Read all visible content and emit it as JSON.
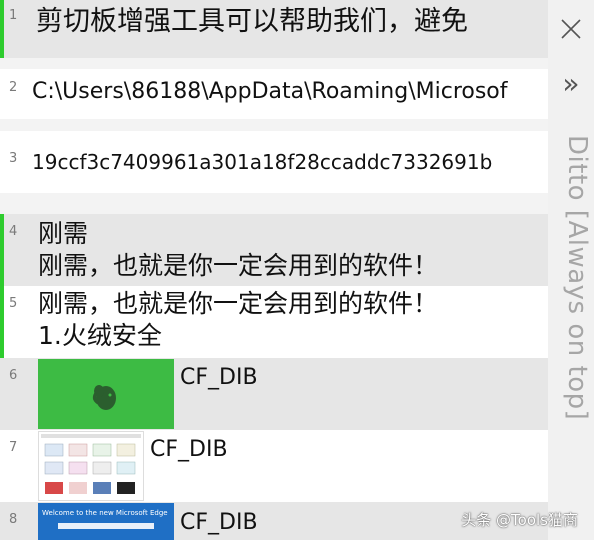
{
  "window": {
    "title": "Ditto [Always on top]",
    "close_icon": "close-icon",
    "expand_icon": "double-chevron-right-icon",
    "expand_glyph": "»"
  },
  "colors": {
    "accent_green": "#2ecc2e",
    "selected_row": "#e6e6e6",
    "row_bg": "#ffffff"
  },
  "clips": [
    {
      "num": "1",
      "text": "剪切板增强工具可以帮助我们，避免"
    },
    {
      "num": "2",
      "text": "C:\\Users\\86188\\AppData\\Roaming\\Microsof"
    },
    {
      "num": "3",
      "text": "19ccf3c7409961a301a18f28ccaddc7332691b"
    },
    {
      "num": "4",
      "line1": "刚需",
      "line2": "刚需，也就是你一定会用到的软件！"
    },
    {
      "num": "5",
      "line1": "刚需，也就是你一定会用到的软件！",
      "line2": "1.火绒安全"
    },
    {
      "num": "6",
      "format": "CF_DIB"
    },
    {
      "num": "7",
      "format": "CF_DIB"
    },
    {
      "num": "8",
      "format": "CF_DIB",
      "thumb_caption": "Welcome to the new Microsoft Edge"
    }
  ],
  "watermark": "头条 @Tools猫商"
}
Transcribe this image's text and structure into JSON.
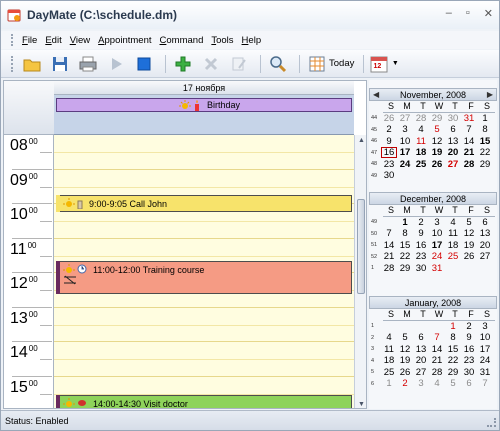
{
  "window": {
    "title": "DayMate (C:\\schedule.dm)"
  },
  "menu": {
    "items": [
      {
        "label": "File",
        "key": "F",
        "rest": "ile"
      },
      {
        "label": "Edit",
        "key": "E",
        "rest": "dit"
      },
      {
        "label": "View",
        "key": "V",
        "rest": "iew"
      },
      {
        "label": "Appointment",
        "key": "A",
        "rest": "ppointment"
      },
      {
        "label": "Command",
        "key": "C",
        "rest": "ommand"
      },
      {
        "label": "Tools",
        "key": "T",
        "rest": "ools"
      },
      {
        "label": "Help",
        "key": "H",
        "rest": "elp"
      }
    ]
  },
  "toolbar": {
    "today_label": "Today",
    "calendar_badge": "12"
  },
  "dayview": {
    "date_header": "17 ноября",
    "allday_event": "Birthday",
    "hours": [
      {
        "h": "08",
        "m": "00"
      },
      {
        "h": "09",
        "m": "00"
      },
      {
        "h": "10",
        "m": "00"
      },
      {
        "h": "11",
        "m": "00"
      },
      {
        "h": "12",
        "m": "00"
      },
      {
        "h": "13",
        "m": "00"
      },
      {
        "h": "14",
        "m": "00"
      },
      {
        "h": "15",
        "m": "00"
      }
    ],
    "appointments": [
      {
        "text": "9:00-9:05 Call John",
        "color": "#f7e36b",
        "lead": "#f7e36b"
      },
      {
        "text": "11:00-12:00 Training course",
        "color": "#f59b84",
        "lead": "#6a2b5e"
      },
      {
        "text": "14:00-14:30 Visit doctor",
        "color": "#8ed35a",
        "lead": "#6a2b5e"
      }
    ]
  },
  "calendars": {
    "dow": [
      "S",
      "M",
      "T",
      "W",
      "T",
      "F",
      "S"
    ],
    "months": [
      {
        "title": "November, 2008",
        "weeks": [
          {
            "wk": "44",
            "days": [
              [
                "26",
                "gray"
              ],
              [
                "27",
                "gray"
              ],
              [
                "28",
                "gray"
              ],
              [
                "29",
                "gray"
              ],
              [
                "30",
                "gray"
              ],
              [
                "31",
                "gray red"
              ],
              [
                "1",
                ""
              ]
            ]
          },
          {
            "wk": "45",
            "days": [
              [
                "2",
                ""
              ],
              [
                "3",
                ""
              ],
              [
                "4",
                ""
              ],
              [
                "5",
                "red"
              ],
              [
                "6",
                ""
              ],
              [
                "7",
                ""
              ],
              [
                "8",
                ""
              ]
            ]
          },
          {
            "wk": "46",
            "days": [
              [
                "9",
                ""
              ],
              [
                "10",
                ""
              ],
              [
                "11",
                "red"
              ],
              [
                "12",
                ""
              ],
              [
                "13",
                ""
              ],
              [
                "14",
                ""
              ],
              [
                "15",
                "bold"
              ]
            ]
          },
          {
            "wk": "47",
            "days": [
              [
                "16",
                "today"
              ],
              [
                "17",
                "bold"
              ],
              [
                "18",
                "bold"
              ],
              [
                "19",
                "bold"
              ],
              [
                "20",
                "bold"
              ],
              [
                "21",
                "bold"
              ],
              [
                "22",
                ""
              ]
            ]
          },
          {
            "wk": "48",
            "days": [
              [
                "23",
                ""
              ],
              [
                "24",
                "bold"
              ],
              [
                "25",
                "bold"
              ],
              [
                "26",
                "bold"
              ],
              [
                "27",
                "bold red"
              ],
              [
                "28",
                "bold"
              ],
              [
                "29",
                ""
              ]
            ]
          },
          {
            "wk": "49",
            "days": [
              [
                "30",
                ""
              ]
            ]
          }
        ]
      },
      {
        "title": "December, 2008",
        "weeks": [
          {
            "wk": "49",
            "days": [
              [
                "",
                ""
              ],
              [
                "1",
                "bold"
              ],
              [
                "2",
                ""
              ],
              [
                "3",
                ""
              ],
              [
                "4",
                ""
              ],
              [
                "5",
                ""
              ],
              [
                "6",
                ""
              ]
            ]
          },
          {
            "wk": "50",
            "days": [
              [
                "7",
                ""
              ],
              [
                "8",
                ""
              ],
              [
                "9",
                ""
              ],
              [
                "10",
                ""
              ],
              [
                "11",
                ""
              ],
              [
                "12",
                ""
              ],
              [
                "13",
                ""
              ]
            ]
          },
          {
            "wk": "51",
            "days": [
              [
                "14",
                ""
              ],
              [
                "15",
                ""
              ],
              [
                "16",
                ""
              ],
              [
                "17",
                "bold"
              ],
              [
                "18",
                ""
              ],
              [
                "19",
                ""
              ],
              [
                "20",
                ""
              ]
            ]
          },
          {
            "wk": "52",
            "days": [
              [
                "21",
                ""
              ],
              [
                "22",
                ""
              ],
              [
                "23",
                ""
              ],
              [
                "24",
                "red"
              ],
              [
                "25",
                "red"
              ],
              [
                "26",
                ""
              ],
              [
                "27",
                ""
              ]
            ]
          },
          {
            "wk": "1",
            "days": [
              [
                "28",
                ""
              ],
              [
                "29",
                ""
              ],
              [
                "30",
                ""
              ],
              [
                "31",
                "red"
              ]
            ]
          }
        ]
      },
      {
        "title": "January, 2008",
        "weeks": [
          {
            "wk": "1",
            "days": [
              [
                "",
                ""
              ],
              [
                "",
                ""
              ],
              [
                "",
                ""
              ],
              [
                "",
                ""
              ],
              [
                "1",
                "red"
              ],
              [
                "2",
                ""
              ],
              [
                "3",
                ""
              ]
            ]
          },
          {
            "wk": "2",
            "days": [
              [
                "4",
                ""
              ],
              [
                "5",
                ""
              ],
              [
                "6",
                ""
              ],
              [
                "7",
                "red"
              ],
              [
                "8",
                ""
              ],
              [
                "9",
                ""
              ],
              [
                "10",
                ""
              ]
            ]
          },
          {
            "wk": "3",
            "days": [
              [
                "11",
                ""
              ],
              [
                "12",
                ""
              ],
              [
                "13",
                ""
              ],
              [
                "14",
                ""
              ],
              [
                "15",
                ""
              ],
              [
                "16",
                ""
              ],
              [
                "17",
                ""
              ]
            ]
          },
          {
            "wk": "4",
            "days": [
              [
                "18",
                ""
              ],
              [
                "19",
                ""
              ],
              [
                "20",
                ""
              ],
              [
                "21",
                ""
              ],
              [
                "22",
                ""
              ],
              [
                "23",
                ""
              ],
              [
                "24",
                ""
              ]
            ]
          },
          {
            "wk": "5",
            "days": [
              [
                "25",
                ""
              ],
              [
                "26",
                ""
              ],
              [
                "27",
                ""
              ],
              [
                "28",
                ""
              ],
              [
                "29",
                ""
              ],
              [
                "30",
                ""
              ],
              [
                "31",
                ""
              ]
            ]
          },
          {
            "wk": "6",
            "days": [
              [
                "1",
                "gray"
              ],
              [
                "2",
                "gray red"
              ],
              [
                "3",
                "gray"
              ],
              [
                "4",
                "gray"
              ],
              [
                "5",
                "gray"
              ],
              [
                "6",
                "gray"
              ],
              [
                "7",
                "gray"
              ]
            ]
          }
        ]
      }
    ]
  },
  "status": {
    "text": "Status: Enabled"
  }
}
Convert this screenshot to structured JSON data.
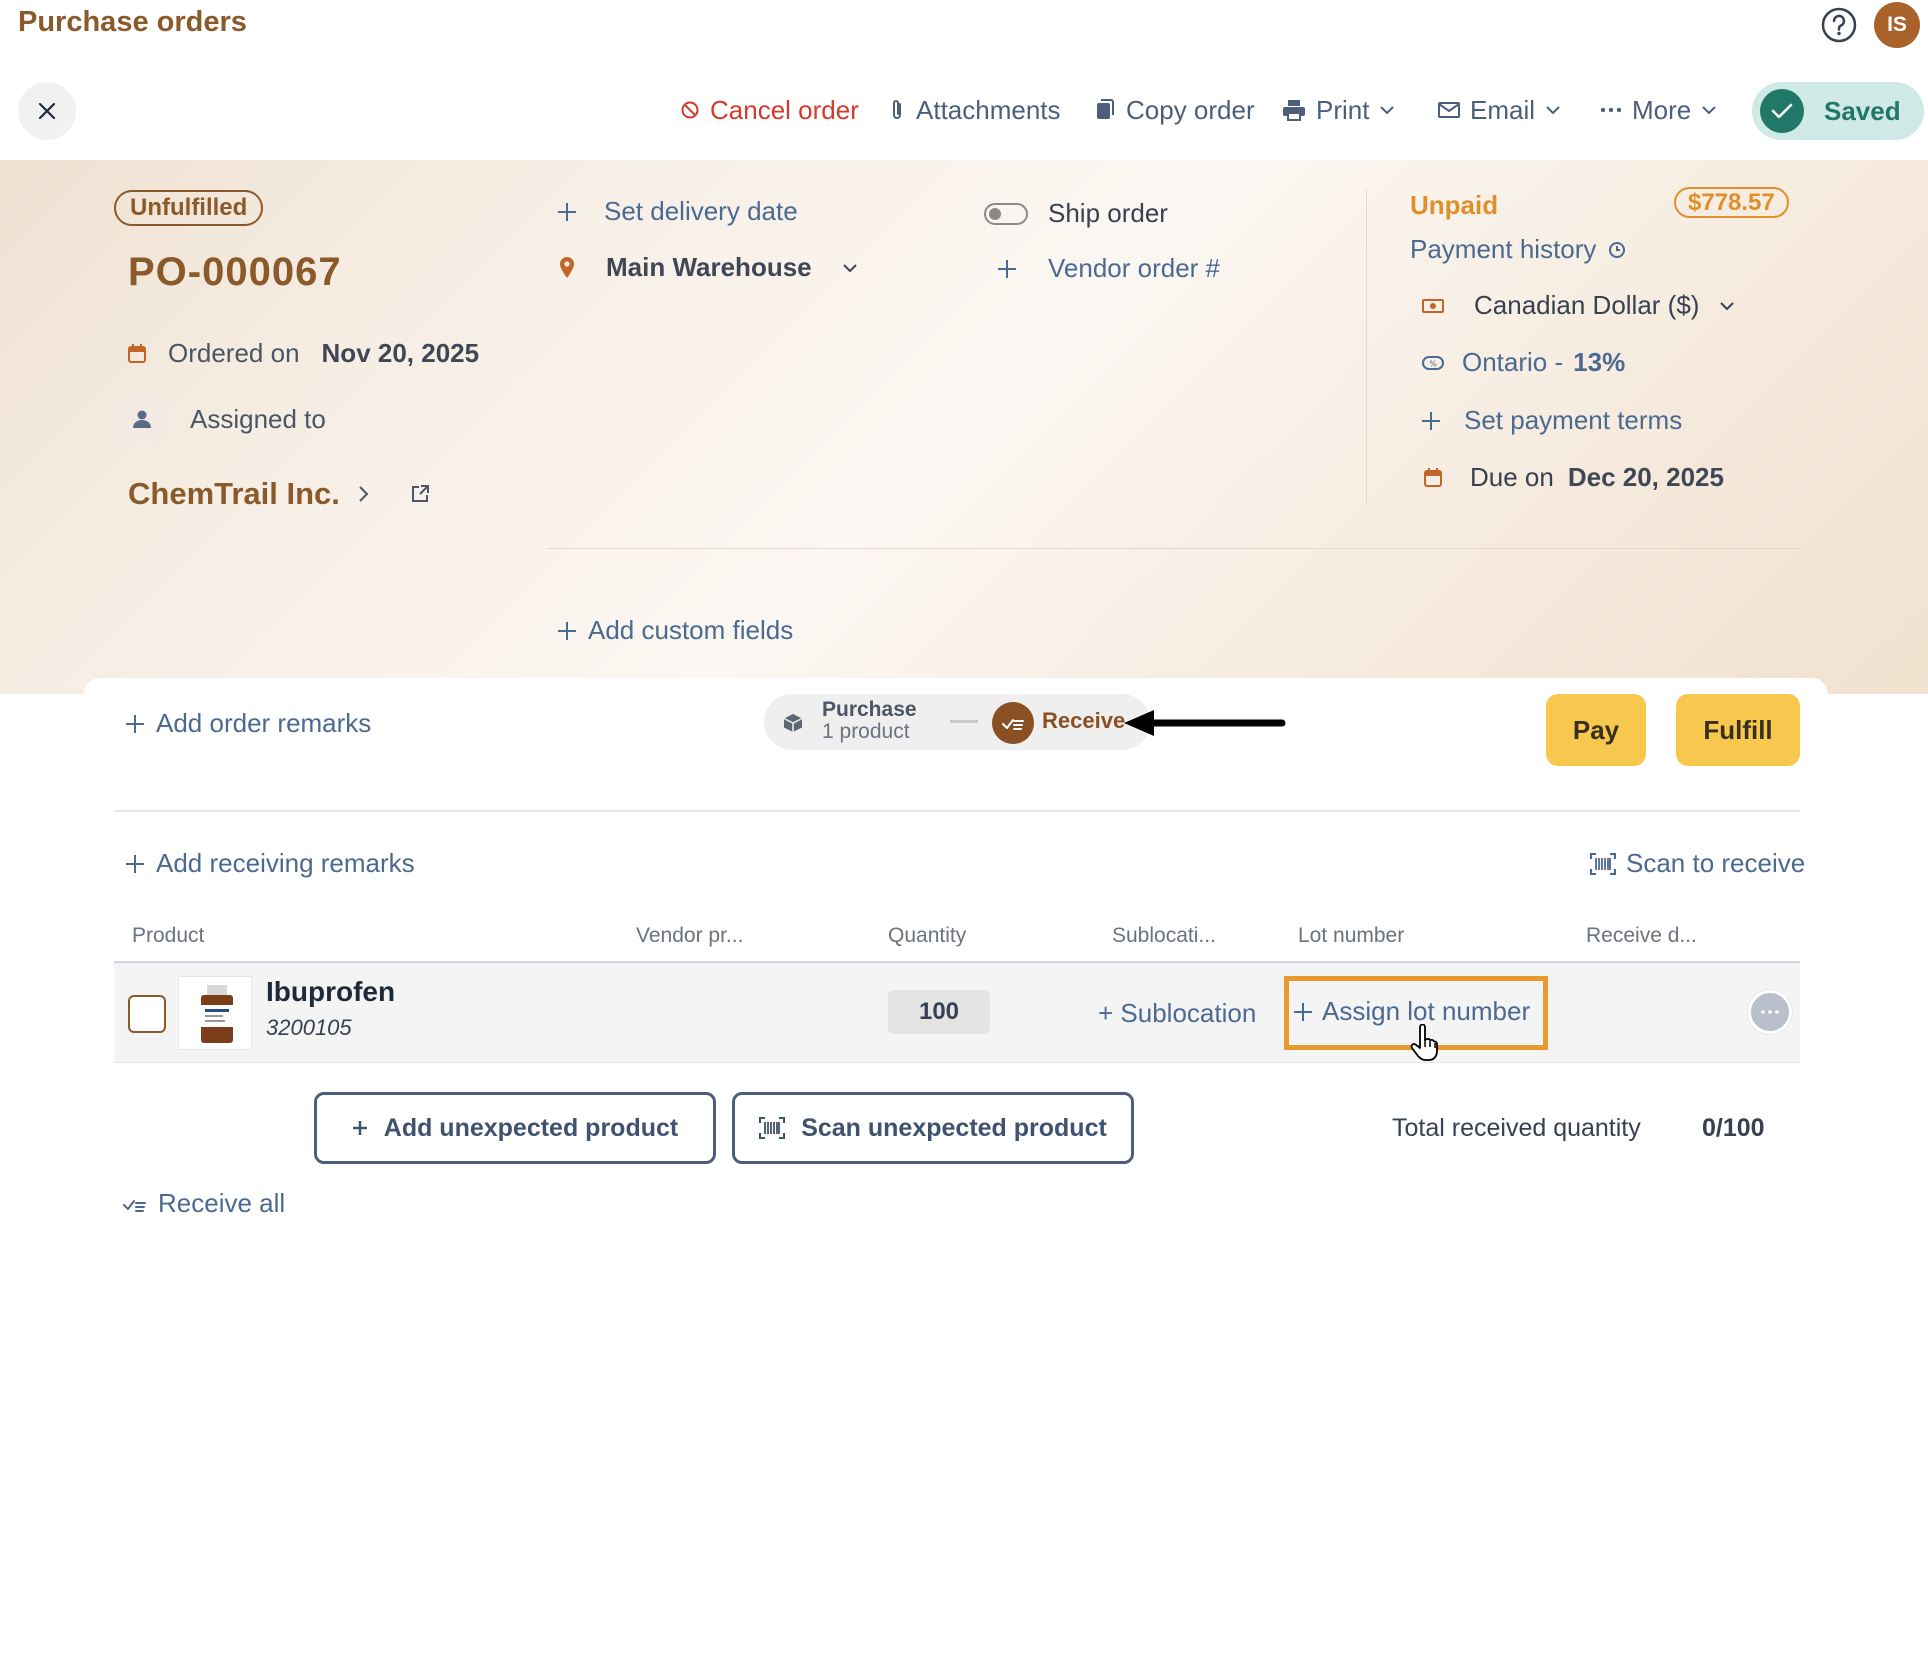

-----

Each line that contains the word "也就是你一定会用到的软件" counts toward the total; give only that total.

2